◆ Given request: Give every line below again, exactly.

<<<<

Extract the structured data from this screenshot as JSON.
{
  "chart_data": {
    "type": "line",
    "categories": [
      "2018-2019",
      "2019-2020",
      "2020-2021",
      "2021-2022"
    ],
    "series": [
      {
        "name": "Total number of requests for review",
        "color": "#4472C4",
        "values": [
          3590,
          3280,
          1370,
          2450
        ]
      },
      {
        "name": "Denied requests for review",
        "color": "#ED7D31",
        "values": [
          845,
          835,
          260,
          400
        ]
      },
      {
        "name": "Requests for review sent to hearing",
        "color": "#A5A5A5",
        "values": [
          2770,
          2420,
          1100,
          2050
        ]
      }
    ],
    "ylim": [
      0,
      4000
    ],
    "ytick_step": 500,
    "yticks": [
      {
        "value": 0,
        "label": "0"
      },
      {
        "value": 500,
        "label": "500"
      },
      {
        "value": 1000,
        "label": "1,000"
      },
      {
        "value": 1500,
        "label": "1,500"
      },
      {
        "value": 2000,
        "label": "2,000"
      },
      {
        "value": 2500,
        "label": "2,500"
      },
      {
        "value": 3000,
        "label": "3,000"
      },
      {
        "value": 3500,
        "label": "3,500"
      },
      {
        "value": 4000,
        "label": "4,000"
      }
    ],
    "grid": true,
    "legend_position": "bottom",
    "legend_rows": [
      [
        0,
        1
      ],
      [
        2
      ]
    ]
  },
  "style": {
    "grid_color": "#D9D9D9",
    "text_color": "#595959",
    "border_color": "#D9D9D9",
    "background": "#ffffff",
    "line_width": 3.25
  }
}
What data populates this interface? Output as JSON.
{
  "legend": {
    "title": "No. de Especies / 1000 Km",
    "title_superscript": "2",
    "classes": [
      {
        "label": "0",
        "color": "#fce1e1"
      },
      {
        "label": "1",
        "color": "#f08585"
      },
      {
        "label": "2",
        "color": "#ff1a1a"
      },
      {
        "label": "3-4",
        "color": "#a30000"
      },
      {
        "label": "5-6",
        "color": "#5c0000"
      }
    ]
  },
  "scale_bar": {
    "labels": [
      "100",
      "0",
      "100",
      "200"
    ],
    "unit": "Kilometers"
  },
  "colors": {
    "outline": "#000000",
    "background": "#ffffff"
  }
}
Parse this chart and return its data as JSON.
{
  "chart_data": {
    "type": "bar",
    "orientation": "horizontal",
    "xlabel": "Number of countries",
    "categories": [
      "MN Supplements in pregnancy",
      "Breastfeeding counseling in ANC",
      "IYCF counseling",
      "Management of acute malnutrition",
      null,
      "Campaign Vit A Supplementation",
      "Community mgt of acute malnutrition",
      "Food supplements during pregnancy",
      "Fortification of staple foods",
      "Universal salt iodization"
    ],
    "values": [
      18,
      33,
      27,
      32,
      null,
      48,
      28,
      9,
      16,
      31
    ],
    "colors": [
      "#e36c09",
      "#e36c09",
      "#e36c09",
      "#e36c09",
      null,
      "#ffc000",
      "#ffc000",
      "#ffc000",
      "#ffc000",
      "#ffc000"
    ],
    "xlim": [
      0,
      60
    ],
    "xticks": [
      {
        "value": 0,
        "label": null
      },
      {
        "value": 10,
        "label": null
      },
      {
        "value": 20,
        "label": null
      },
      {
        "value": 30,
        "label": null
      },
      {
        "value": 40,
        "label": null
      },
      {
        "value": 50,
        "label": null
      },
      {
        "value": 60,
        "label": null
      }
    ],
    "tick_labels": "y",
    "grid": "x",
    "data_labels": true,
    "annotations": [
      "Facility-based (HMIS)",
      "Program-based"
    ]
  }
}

>>>>

◆ Task output:
Extract the structured data from this screenshot as JSON.
{
  "chart_data": {
    "type": "line",
    "categories": [
      "2018-2019",
      "2019-2020",
      "2020-2021",
      "2021-2022"
    ],
    "series": [
      {
        "name": "Total number of requests for review",
        "color": "#4472C4",
        "values": [
          3590,
          3280,
          1370,
          2450
        ]
      },
      {
        "name": "Denied requests for review",
        "color": "#ED7D31",
        "values": [
          845,
          835,
          260,
          400
        ]
      },
      {
        "name": "Requests for review sent to hearing",
        "color": "#A5A5A5",
        "values": [
          2770,
          2420,
          1100,
          2050
        ]
      }
    ],
    "ylim": [
      0,
      4000
    ],
    "ytick_step": 500,
    "yticks": [
      {
        "value": 0,
        "label": "0"
      },
      {
        "value": 500,
        "label": "500"
      },
      {
        "value": 1000,
        "label": "1,000"
      },
      {
        "value": 1500,
        "label": "1,500"
      },
      {
        "value": 2000,
        "label": "2,000"
      },
      {
        "value": 2500,
        "label": "2,500"
      },
      {
        "value": 3000,
        "label": "3,000"
      },
      {
        "value": 3500,
        "label": "3,500"
      },
      {
        "value": 4000,
        "label": "4,000"
      }
    ],
    "grid": true,
    "legend_position": "bottom",
    "legend_rows": [
      [
        0,
        1
      ],
      [
        2
      ]
    ]
  },
  "style": {
    "grid_color": "#D9D9D9",
    "text_color": "#595959",
    "border_color": "#D9D9D9",
    "background": "#ffffff",
    "line_width": 3.25
  }
}
What data populates this interface? Output as JSON.
{
  "legend": {
    "title": "No. de Especies / 1000 Km",
    "title_superscript": "2",
    "classes": [
      {
        "label": "0",
        "color": "#fce1e1"
      },
      {
        "label": "1",
        "color": "#f08585"
      },
      {
        "label": "2",
        "color": "#ff1a1a"
      },
      {
        "label": "3-4",
        "color": "#a30000"
      },
      {
        "label": "5-6",
        "color": "#5c0000"
      }
    ]
  },
  "scale_bar": {
    "labels": [
      "100",
      "0",
      "100",
      "200"
    ],
    "unit": "Kilometers"
  },
  "colors": {
    "outline": "#000000",
    "background": "#ffffff"
  }
}
Parse this chart and return its data as JSON.
{
  "chart_data": {
    "type": "bar",
    "orientation": "horizontal",
    "xlabel": "Number of countries",
    "categories": [
      "MN Supplements in pregnancy",
      "Breastfeeding counseling in ANC",
      "IYCF counseling",
      "Management of acute malnutrition",
      null,
      "Campaign Vit A Supplementation",
      "Community mgt of acute malnutrition",
      "Food supplements during pregnancy",
      "Fortification of staple foods",
      "Universal salt iodization"
    ],
    "values": [
      18,
      33,
      27,
      32,
      null,
      48,
      28,
      9,
      16,
      31
    ],
    "colors": [
      "#e36c09",
      "#e36c09",
      "#e36c09",
      "#e36c09",
      null,
      "#ffc000",
      "#ffc000",
      "#ffc000",
      "#ffc000",
      "#ffc000"
    ],
    "xlim": [
      0,
      60
    ],
    "xticks": [
      {
        "value": 0,
        "label": null
      },
      {
        "value": 10,
        "label": null
      },
      {
        "value": 20,
        "label": null
      },
      {
        "value": 30,
        "label": null
      },
      {
        "value": 40,
        "label": null
      },
      {
        "value": 50,
        "label": null
      },
      {
        "value": 60,
        "label": null
      }
    ],
    "tick_labels": "y",
    "grid": "x",
    "data_labels": true,
    "annotations": [
      "Facility-based (HMIS)",
      "Program-based"
    ]
  }
}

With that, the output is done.